Task data ->
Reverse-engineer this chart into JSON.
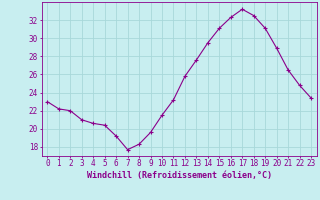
{
  "x": [
    0,
    1,
    2,
    3,
    4,
    5,
    6,
    7,
    8,
    9,
    10,
    11,
    12,
    13,
    14,
    15,
    16,
    17,
    18,
    19,
    20,
    21,
    22,
    23
  ],
  "y": [
    23.0,
    22.2,
    22.0,
    21.0,
    20.6,
    20.4,
    19.2,
    17.7,
    18.3,
    19.6,
    21.5,
    23.2,
    25.8,
    27.6,
    29.5,
    31.1,
    32.3,
    33.2,
    32.5,
    31.1,
    28.9,
    26.5,
    24.8,
    23.4
  ],
  "line_color": "#8B008B",
  "marker": "+",
  "marker_size": 3,
  "bg_color": "#c8eef0",
  "grid_color": "#a8d8da",
  "axis_color": "#8B008B",
  "xlabel": "Windchill (Refroidissement éolien,°C)",
  "xlabel_fontsize": 6.0,
  "tick_fontsize": 5.5,
  "ylim": [
    17,
    34
  ],
  "yticks": [
    18,
    20,
    22,
    24,
    26,
    28,
    30,
    32
  ],
  "title": ""
}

The task -> Without the pictures, retype the whole of the material above exactly.

Task response ->
Reverse-engineer this chart into JSON.
{
  "x": [
    0,
    1,
    2,
    3,
    4,
    5,
    6,
    7,
    8,
    9,
    10,
    11,
    12,
    13,
    14,
    15,
    16,
    17,
    18,
    19,
    20,
    21,
    22,
    23
  ],
  "y": [
    23.0,
    22.2,
    22.0,
    21.0,
    20.6,
    20.4,
    19.2,
    17.7,
    18.3,
    19.6,
    21.5,
    23.2,
    25.8,
    27.6,
    29.5,
    31.1,
    32.3,
    33.2,
    32.5,
    31.1,
    28.9,
    26.5,
    24.8,
    23.4
  ],
  "line_color": "#8B008B",
  "marker": "+",
  "marker_size": 3,
  "bg_color": "#c8eef0",
  "grid_color": "#a8d8da",
  "axis_color": "#8B008B",
  "xlabel": "Windchill (Refroidissement éolien,°C)",
  "xlabel_fontsize": 6.0,
  "tick_fontsize": 5.5,
  "ylim": [
    17,
    34
  ],
  "yticks": [
    18,
    20,
    22,
    24,
    26,
    28,
    30,
    32
  ],
  "title": ""
}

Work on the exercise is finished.